Material provided:
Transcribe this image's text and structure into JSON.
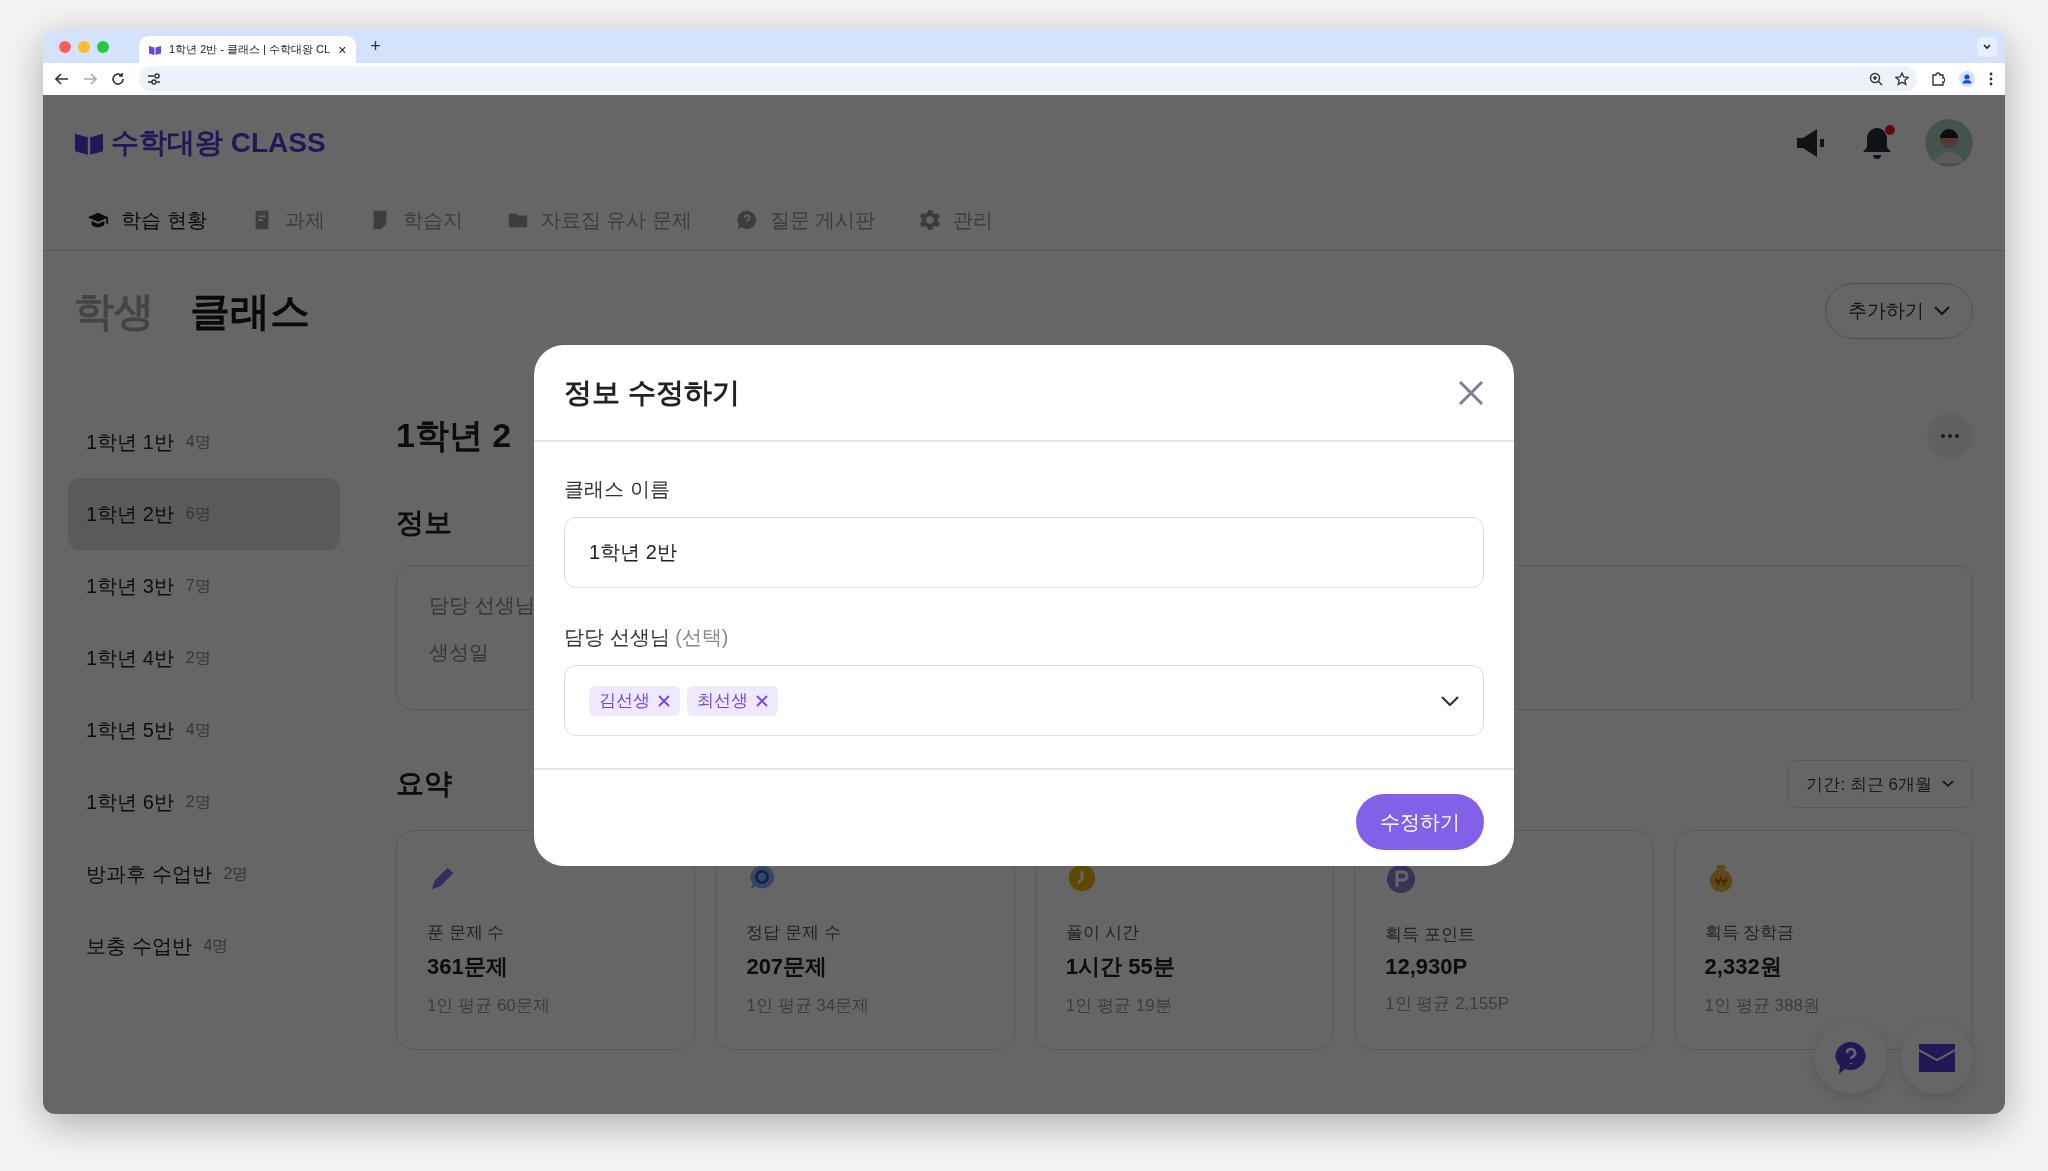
{
  "browser": {
    "tab_title": "1학년 2반 - 클래스 | 수학대왕 CL",
    "tab_close": "×",
    "new_tab": "+"
  },
  "header": {
    "logo_text": "수학대왕 CLASS",
    "bell_unread": true,
    "nav": [
      {
        "kind": "cap",
        "label": "학습 현황",
        "selected": true
      },
      {
        "kind": "assignment",
        "label": "과제",
        "selected": false
      },
      {
        "kind": "sheet",
        "label": "학습지",
        "selected": false
      },
      {
        "kind": "folder",
        "label": "자료집 유사 문제",
        "selected": false
      },
      {
        "kind": "question",
        "label": "질문 게시판",
        "selected": false
      },
      {
        "kind": "gear",
        "label": "관리",
        "selected": false
      }
    ]
  },
  "page_tabs": [
    {
      "label": "학생",
      "selected": false
    },
    {
      "label": "클래스",
      "selected": true
    }
  ],
  "add_button": "추가하기",
  "sidebar": {
    "items": [
      {
        "name": "1학년 1반",
        "count": "4명",
        "selected": false
      },
      {
        "name": "1학년 2반",
        "count": "6명",
        "selected": true
      },
      {
        "name": "1학년 3반",
        "count": "7명",
        "selected": false
      },
      {
        "name": "1학년 4반",
        "count": "2명",
        "selected": false
      },
      {
        "name": "1학년 5반",
        "count": "4명",
        "selected": false
      },
      {
        "name": "1학년 6반",
        "count": "2명",
        "selected": false
      },
      {
        "name": "방과후 수업반",
        "count": "2명",
        "selected": false
      },
      {
        "name": "보충 수업반",
        "count": "4명",
        "selected": false
      }
    ]
  },
  "content": {
    "title": "1학년 2",
    "info": {
      "heading": "정보",
      "fields": [
        "담당 선생님",
        "생성일"
      ]
    },
    "summary": {
      "heading": "요약",
      "period": "기간: 최근 6개월",
      "cards": [
        {
          "kind": "pencil",
          "label": "푼 문제 수",
          "value": "361문제",
          "average": "1인 평균 60문제"
        },
        {
          "kind": "chat",
          "label": "정답 문제 수",
          "value": "207문제",
          "average": "1인 평균 34문제"
        },
        {
          "kind": "clock",
          "label": "풀이 시간",
          "value": "1시간 55분",
          "average": "1인 평균 19분"
        },
        {
          "kind": "point",
          "label": "획득 포인트",
          "value": "12,930P",
          "average": "1인 평균 2,155P"
        },
        {
          "kind": "coin",
          "label": "획득 장학금",
          "value": "2,332원",
          "average": "1인 평균 388원"
        }
      ]
    }
  },
  "modal": {
    "title": "정보 수정하기",
    "name_label": "클래스 이름",
    "name_value": "1학년 2반",
    "teacher_label": "담당 선생님",
    "teacher_hint": "(선택)",
    "tags": [
      "김선생",
      "최선생"
    ],
    "submit": "수정하기"
  }
}
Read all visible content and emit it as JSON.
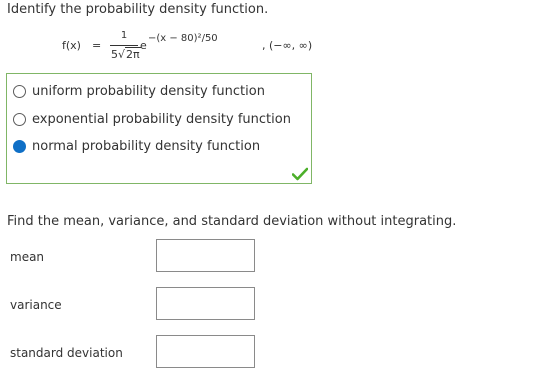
{
  "question1": {
    "prompt": "Identify the probability density function.",
    "formula": {
      "lhs": "f(x)",
      "equals": "=",
      "numerator": "1",
      "den_coef": "5",
      "den_radical": "√",
      "den_radicand": "2π",
      "base": "e",
      "exponent": "−(x − 80)²/50",
      "domain": ",  (−∞, ∞)"
    },
    "options": [
      {
        "label": "uniform probability density function",
        "selected": false
      },
      {
        "label": "exponential probability density function",
        "selected": false
      },
      {
        "label": "normal probability density function",
        "selected": true
      }
    ],
    "status_icon": "green-checkmark-icon",
    "border_color": "#80b666",
    "check_color": "#4caf2a"
  },
  "question2": {
    "prompt": "Find the mean, variance, and standard deviation without integrating.",
    "fields": [
      {
        "label": "mean",
        "value": ""
      },
      {
        "label": "variance",
        "value": ""
      },
      {
        "label": "standard deviation",
        "value": ""
      }
    ]
  },
  "colors": {
    "accent": "#0f6fc6",
    "text": "#333333"
  }
}
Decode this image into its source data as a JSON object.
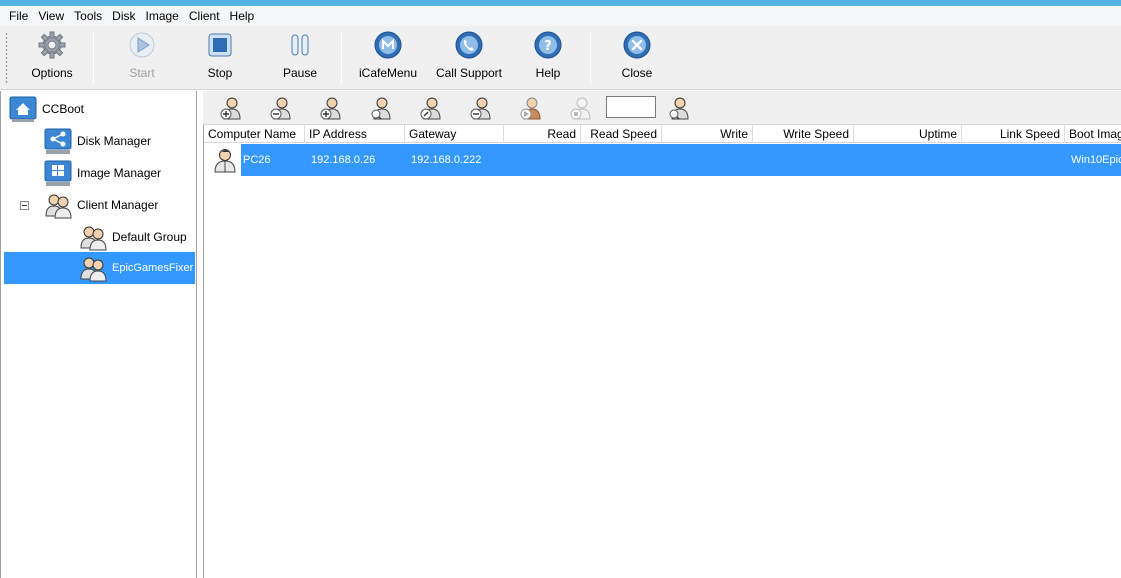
{
  "menu": [
    "File",
    "View",
    "Tools",
    "Disk",
    "Image",
    "Client",
    "Help"
  ],
  "toolbar": {
    "options": "Options",
    "start": "Start",
    "stop": "Stop",
    "pause": "Pause",
    "icafemenu": "iCafeMenu",
    "call_support": "Call Support",
    "help": "Help",
    "close": "Close"
  },
  "tree": {
    "root": "CCBoot",
    "disk_manager": "Disk Manager",
    "image_manager": "Image Manager",
    "client_manager": "Client Manager",
    "default_group": "Default Group",
    "selected_group": "EpicGamesFixer"
  },
  "columns": [
    "Computer Name",
    "IP Address",
    "Gateway",
    "Read",
    "Read Speed",
    "Write",
    "Write Speed",
    "Uptime",
    "Link Speed",
    "Boot Imag"
  ],
  "rows": [
    {
      "computer_name": "PC26",
      "ip_address": "192.168.0.26",
      "gateway": "192.168.0.222",
      "boot_image": "Win10Epic"
    }
  ],
  "colors": {
    "accent": "#3399ff",
    "title_strip": "#55b3e3",
    "toolbar_bg": "#f0f0f0"
  }
}
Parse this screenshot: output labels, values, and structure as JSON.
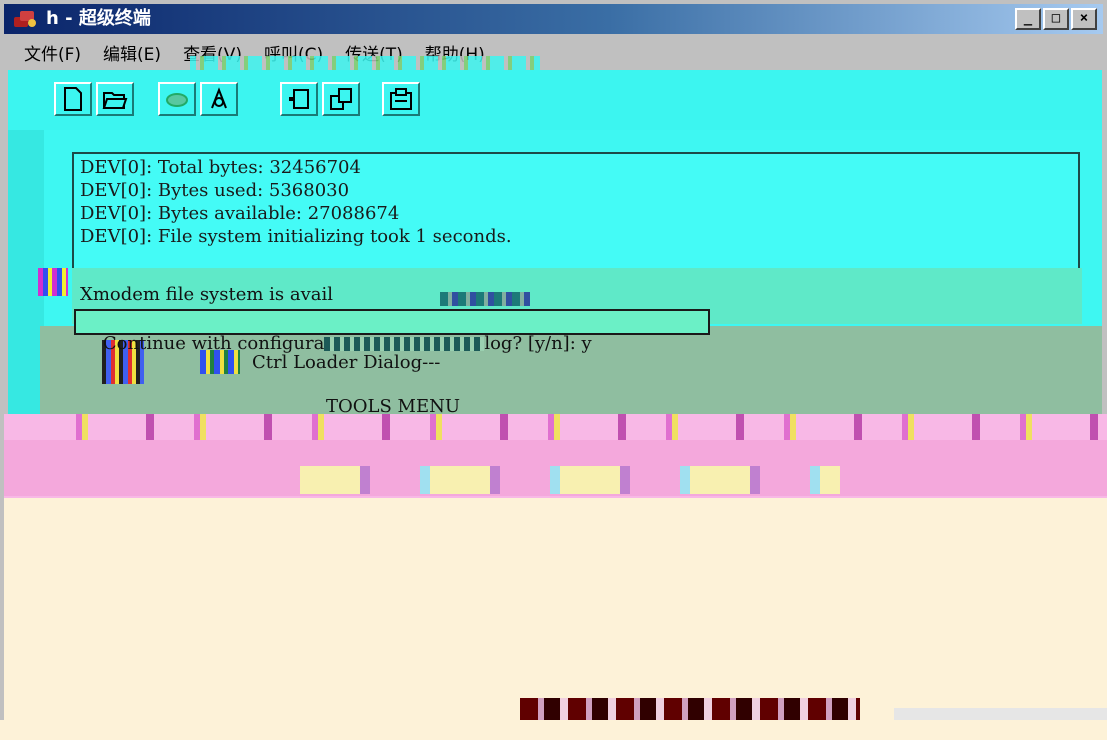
{
  "window": {
    "title": "h - 超级终端",
    "controls": {
      "minimize": "_",
      "maximize": "□",
      "close": "×"
    }
  },
  "menubar": {
    "items": [
      "文件(F)",
      "编辑(E)",
      "查看(V)",
      "呼叫(C)",
      "传送(T)",
      "帮助(H)"
    ]
  },
  "toolbar": {
    "icons": [
      "new-icon",
      "open-icon",
      "connect-icon",
      "disconnect-icon",
      "send-icon",
      "receive-icon",
      "properties-icon"
    ]
  },
  "terminal": {
    "lines": [
      "DEV[0]: Total bytes: 32456704",
      "DEV[0]: Bytes used: 5368030",
      "DEV[0]: Bytes available: 27088674",
      "DEV[0]: File system initializing took 1 seconds."
    ],
    "xmodem_line": "Xmodem file system is avail",
    "prompt_prefix": "Continue with configura",
    "prompt_suffix": "log? [y/n]: y",
    "loader_line": "Ctrl Loader Dialog---",
    "menu_title": "TOOLS MENU"
  },
  "colors": {
    "terminal_bg": "#44fbf6",
    "titlebar": "#0a246a",
    "band_green": "#5fe9c8",
    "gray_band": "#8fbea0",
    "pink_band": "#f8b8e6",
    "cream": "#fdf2d8"
  }
}
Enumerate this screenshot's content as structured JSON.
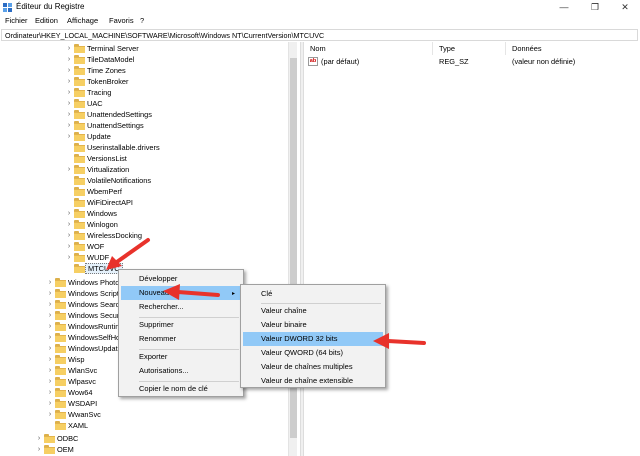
{
  "window": {
    "title": "Éditeur du Registre",
    "minimize": "—",
    "maximize": "❐",
    "close": "✕"
  },
  "menubar": [
    "Fichier",
    "Edition",
    "Affichage",
    "Favoris",
    "?"
  ],
  "address": "Ordinateur\\HKEY_LOCAL_MACHINE\\SOFTWARE\\Microsoft\\Windows NT\\CurrentVersion\\MTCUVC",
  "tree": {
    "inner": [
      "Terminal Server",
      "TileDataModel",
      "Time Zones",
      "TokenBroker",
      "Tracing",
      "UAC",
      "UnattendedSettings",
      "UnattendSettings",
      "Update",
      "Userinstallable.drivers",
      "VersionsList",
      "Virtualization",
      "VolatileNotifications",
      "WbemPerf",
      "WiFiDirectAPI",
      "Windows",
      "Winlogon",
      "WirelessDocking",
      "WOF",
      "WUDF",
      "MTCUVC"
    ],
    "inner_expandable": [
      true,
      true,
      true,
      true,
      true,
      true,
      true,
      true,
      true,
      false,
      false,
      true,
      false,
      false,
      false,
      true,
      true,
      true,
      true,
      true,
      false
    ],
    "outer": [
      "Windows Photo",
      "Windows Script",
      "Windows Search",
      "Windows Security",
      "WindowsRuntime",
      "WindowsSelfHost",
      "WindowsUpdate",
      "Wisp",
      "WlanSvc",
      "Wlpasvc",
      "Wow64",
      "WSDAPI",
      "WwanSvc",
      "XAML"
    ],
    "outer_expandable": [
      true,
      true,
      true,
      true,
      true,
      true,
      true,
      true,
      true,
      true,
      true,
      true,
      true,
      false
    ],
    "root": [
      "ODBC",
      "OEM"
    ]
  },
  "list": {
    "headers": {
      "name": "Nom",
      "type": "Type",
      "data": "Données"
    },
    "rows": [
      {
        "name": "(par défaut)",
        "type": "REG_SZ",
        "data": "(valeur non définie)"
      }
    ]
  },
  "context_menu": {
    "items": [
      "Développer",
      "Nouveau",
      "Rechercher...",
      "Supprimer",
      "Renommer",
      "Exporter",
      "Autorisations...",
      "Copier le nom de clé"
    ],
    "highlighted": "Nouveau"
  },
  "submenu": {
    "items": [
      "Clé",
      "Valeur chaîne",
      "Valeur binaire",
      "Valeur DWORD 32 bits",
      "Valeur QWORD (64 bits)",
      "Valeur de chaînes multiples",
      "Valeur de chaîne extensible"
    ],
    "highlighted": "Valeur DWORD 32 bits"
  },
  "colors": {
    "highlight": "#91c9f7",
    "arrow": "#e8322b",
    "folder": "#f6cf63"
  },
  "icons": {
    "expand": "›",
    "submenu_arrow": "▸"
  }
}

Exercise objective: Where a line in the material above holds "variance", copy that line.

Exercise response:
    "prompt": "Find the mean, variance, and standard deviation without integrating.",
        "label": "variance",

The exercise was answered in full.